[BEGIN Entries provided]

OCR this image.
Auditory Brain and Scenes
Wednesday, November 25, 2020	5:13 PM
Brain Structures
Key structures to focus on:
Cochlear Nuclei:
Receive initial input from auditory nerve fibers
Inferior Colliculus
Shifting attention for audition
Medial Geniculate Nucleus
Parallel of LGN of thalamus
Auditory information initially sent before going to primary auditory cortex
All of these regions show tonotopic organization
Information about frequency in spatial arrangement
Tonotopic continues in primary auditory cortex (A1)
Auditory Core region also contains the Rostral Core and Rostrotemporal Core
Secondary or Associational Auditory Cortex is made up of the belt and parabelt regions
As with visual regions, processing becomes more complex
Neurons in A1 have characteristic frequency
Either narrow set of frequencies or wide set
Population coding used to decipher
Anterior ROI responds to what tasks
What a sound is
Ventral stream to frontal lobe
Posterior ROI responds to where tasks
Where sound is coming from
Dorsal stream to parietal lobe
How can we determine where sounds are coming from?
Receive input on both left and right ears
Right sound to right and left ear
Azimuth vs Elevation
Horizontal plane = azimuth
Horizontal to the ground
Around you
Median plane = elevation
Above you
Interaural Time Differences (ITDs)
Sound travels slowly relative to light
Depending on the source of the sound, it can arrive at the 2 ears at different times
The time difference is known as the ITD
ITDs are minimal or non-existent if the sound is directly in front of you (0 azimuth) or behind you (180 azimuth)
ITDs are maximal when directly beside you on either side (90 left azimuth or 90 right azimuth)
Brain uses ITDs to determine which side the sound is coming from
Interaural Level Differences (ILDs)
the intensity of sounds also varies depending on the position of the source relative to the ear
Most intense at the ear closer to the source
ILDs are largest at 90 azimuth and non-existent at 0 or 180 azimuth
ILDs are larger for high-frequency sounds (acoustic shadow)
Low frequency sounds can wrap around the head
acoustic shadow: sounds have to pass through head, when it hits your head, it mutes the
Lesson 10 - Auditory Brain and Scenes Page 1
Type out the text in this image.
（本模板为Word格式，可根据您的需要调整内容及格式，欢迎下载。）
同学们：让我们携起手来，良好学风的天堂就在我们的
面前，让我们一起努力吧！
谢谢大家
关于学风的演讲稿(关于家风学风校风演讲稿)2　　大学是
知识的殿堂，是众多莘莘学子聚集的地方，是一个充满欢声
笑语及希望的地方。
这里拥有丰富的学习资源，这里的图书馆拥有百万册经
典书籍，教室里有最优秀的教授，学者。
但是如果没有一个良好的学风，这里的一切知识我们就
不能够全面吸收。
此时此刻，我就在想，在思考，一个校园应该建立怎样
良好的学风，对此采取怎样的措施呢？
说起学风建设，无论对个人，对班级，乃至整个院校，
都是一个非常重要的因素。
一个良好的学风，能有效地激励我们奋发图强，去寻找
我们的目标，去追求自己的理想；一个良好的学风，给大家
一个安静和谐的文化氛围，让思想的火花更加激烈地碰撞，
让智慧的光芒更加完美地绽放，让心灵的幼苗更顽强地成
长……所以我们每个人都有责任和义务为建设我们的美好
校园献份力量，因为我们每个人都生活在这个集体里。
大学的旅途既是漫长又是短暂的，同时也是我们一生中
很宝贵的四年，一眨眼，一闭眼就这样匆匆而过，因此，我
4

[END Entries provided]

→ **What is being asked**
Return each line of the data exactly as written above.

→ **Exercise output**
OCR this image.
Auditory Brain and Scenes
Wednesday, November 25, 2020	5:13 PM
Brain Structures
Key structures to focus on:
Cochlear Nuclei:
Receive initial input from auditory nerve fibers
Inferior Colliculus
Shifting attention for audition
Medial Geniculate Nucleus
Parallel of LGN of thalamus
Auditory information initially sent before going to primary auditory cortex
All of these regions show tonotopic organization
Information about frequency in spatial arrangement
Tonotopic continues in primary auditory cortex (A1)
Auditory Core region also contains the Rostral Core and Rostrotemporal Core
Secondary or Associational Auditory Cortex is made up of the belt and parabelt regions
As with visual regions, processing becomes more complex
Neurons in A1 have characteristic frequency
Either narrow set of frequencies or wide set
Population coding used to decipher
Anterior ROI responds to what tasks
What a sound is
Ventral stream to frontal lobe
Posterior ROI responds to where tasks
Where sound is coming from
Dorsal stream to parietal lobe
How can we determine where sounds are coming from?
Receive input on both left and right ears
Right sound to right and left ear
Azimuth vs Elevation
Horizontal plane = azimuth
Horizontal to the ground
Around you
Median plane = elevation
Above you
Interaural Time Differences (ITDs)
Sound travels slowly relative to light
Depending on the source of the sound, it can arrive at the 2 ears at different times
The time difference is known as the ITD
ITDs are minimal or non-existent if the sound is directly in front of you (0 azimuth) or behind you (180 azimuth)
ITDs are maximal when directly beside you on either side (90 left azimuth or 90 right azimuth)
Brain uses ITDs to determine which side the sound is coming from
Interaural Level Differences (ILDs)
the intensity of sounds also varies depending on the position of the source relative to the ear
Most intense at the ear closer to the source
ILDs are largest at 90 azimuth and non-existent at 0 or 180 azimuth
ILDs are larger for high-frequency sounds (acoustic shadow)
Low frequency sounds can wrap around the head
acoustic shadow: sounds have to pass through head, when it hits your head, it mutes the
Lesson 10 - Auditory Brain and Scenes Page 1
Type out the text in this image.
（本模板为Word格式，可根据您的需要调整内容及格式，欢迎下载。）
同学们：让我们携起手来，良好学风的天堂就在我们的
面前，让我们一起努力吧！
谢谢大家
关于学风的演讲稿(关于家风学风校风演讲稿)2　　大学是
知识的殿堂，是众多莘莘学子聚集的地方，是一个充满欢声
笑语及希望的地方。
这里拥有丰富的学习资源，这里的图书馆拥有百万册经
典书籍，教室里有最优秀的教授，学者。
但是如果没有一个良好的学风，这里的一切知识我们就
不能够全面吸收。
此时此刻，我就在想，在思考，一个校园应该建立怎样
良好的学风，对此采取怎样的措施呢？
说起学风建设，无论对个人，对班级，乃至整个院校，
都是一个非常重要的因素。
一个良好的学风，能有效地激励我们奋发图强，去寻找
我们的目标，去追求自己的理想；一个良好的学风，给大家
一个安静和谐的文化氛围，让思想的火花更加激烈地碰撞，
让智慧的光芒更加完美地绽放，让心灵的幼苗更顽强地成
长……所以我们每个人都有责任和义务为建设我们的美好
校园献份力量，因为我们每个人都生活在这个集体里。
大学的旅途既是漫长又是短暂的，同时也是我们一生中
很宝贵的四年，一眨眼，一闭眼就这样匆匆而过，因此，我
4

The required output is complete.